### DATA RECORDS
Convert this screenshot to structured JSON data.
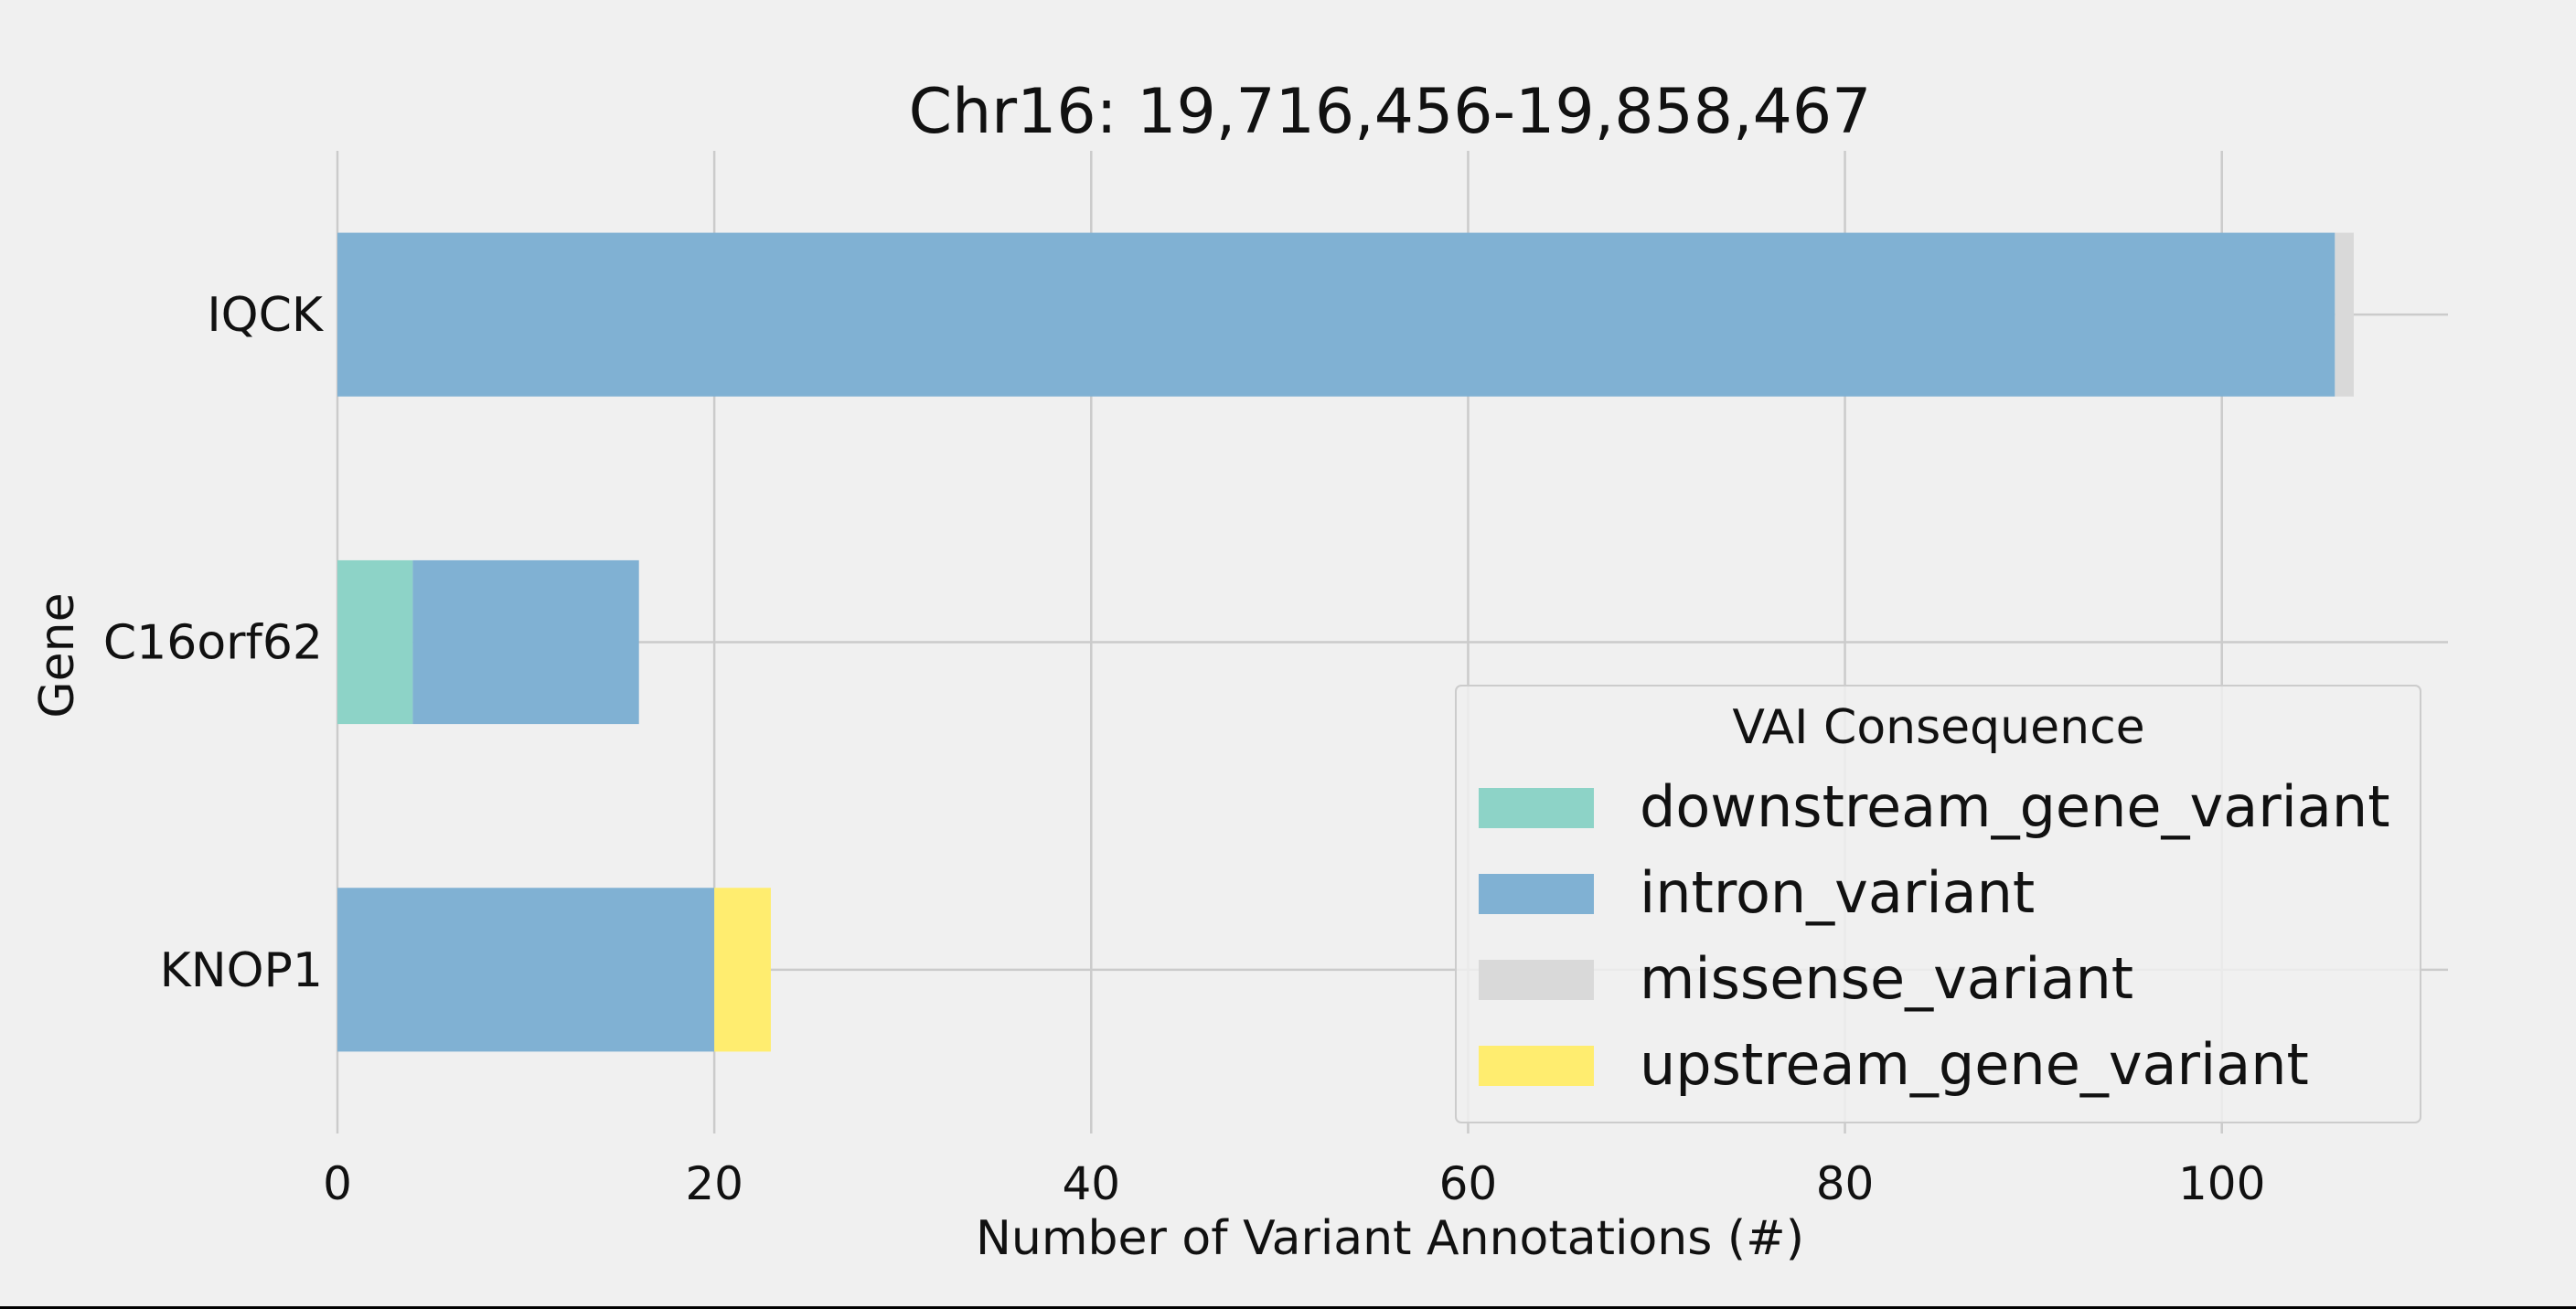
{
  "chart_data": {
    "type": "bar",
    "orientation": "horizontal",
    "stacked": true,
    "title": "Chr16: 19,716,456-19,858,467",
    "xlabel": "Number of Variant Annotations (#)",
    "ylabel": "Gene",
    "xlim": [
      0,
      112
    ],
    "x_ticks": [
      0,
      20,
      40,
      60,
      80,
      100
    ],
    "grid": true,
    "categories": [
      "IQCK",
      "C16orf62",
      "KNOP1"
    ],
    "series": [
      {
        "name": "downstream_gene_variant",
        "color": "#8dd3c7",
        "values": [
          0,
          4,
          0
        ]
      },
      {
        "name": "intron_variant",
        "color": "#80b1d3",
        "values": [
          106,
          12,
          20
        ]
      },
      {
        "name": "missense_variant",
        "color": "#d9d9d9",
        "values": [
          1,
          0,
          0
        ]
      },
      {
        "name": "upstream_gene_variant",
        "color": "#ffed6f",
        "values": [
          0,
          0,
          3
        ]
      }
    ],
    "legend": {
      "title": "VAI Consequence",
      "placement": "lower-right"
    }
  }
}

### THE PROBLEM
Transcribe every entry word for word, but skip the pictures.

### RESPONSE
Convert this screenshot to structured JSON data.
{
  "chart_data": {
    "type": "bar",
    "orientation": "horizontal",
    "stacked": true,
    "title": "Chr16: 19,716,456-19,858,467",
    "xlabel": "Number of Variant Annotations (#)",
    "ylabel": "Gene",
    "xlim": [
      0,
      112
    ],
    "x_ticks": [
      0,
      20,
      40,
      60,
      80,
      100
    ],
    "grid": true,
    "categories": [
      "IQCK",
      "C16orf62",
      "KNOP1"
    ],
    "series": [
      {
        "name": "downstream_gene_variant",
        "color": "#8dd3c7",
        "values": [
          0,
          4,
          0
        ]
      },
      {
        "name": "intron_variant",
        "color": "#80b1d3",
        "values": [
          106,
          12,
          20
        ]
      },
      {
        "name": "missense_variant",
        "color": "#d9d9d9",
        "values": [
          1,
          0,
          0
        ]
      },
      {
        "name": "upstream_gene_variant",
        "color": "#ffed6f",
        "values": [
          0,
          0,
          3
        ]
      }
    ],
    "legend": {
      "title": "VAI Consequence",
      "placement": "lower-right"
    }
  }
}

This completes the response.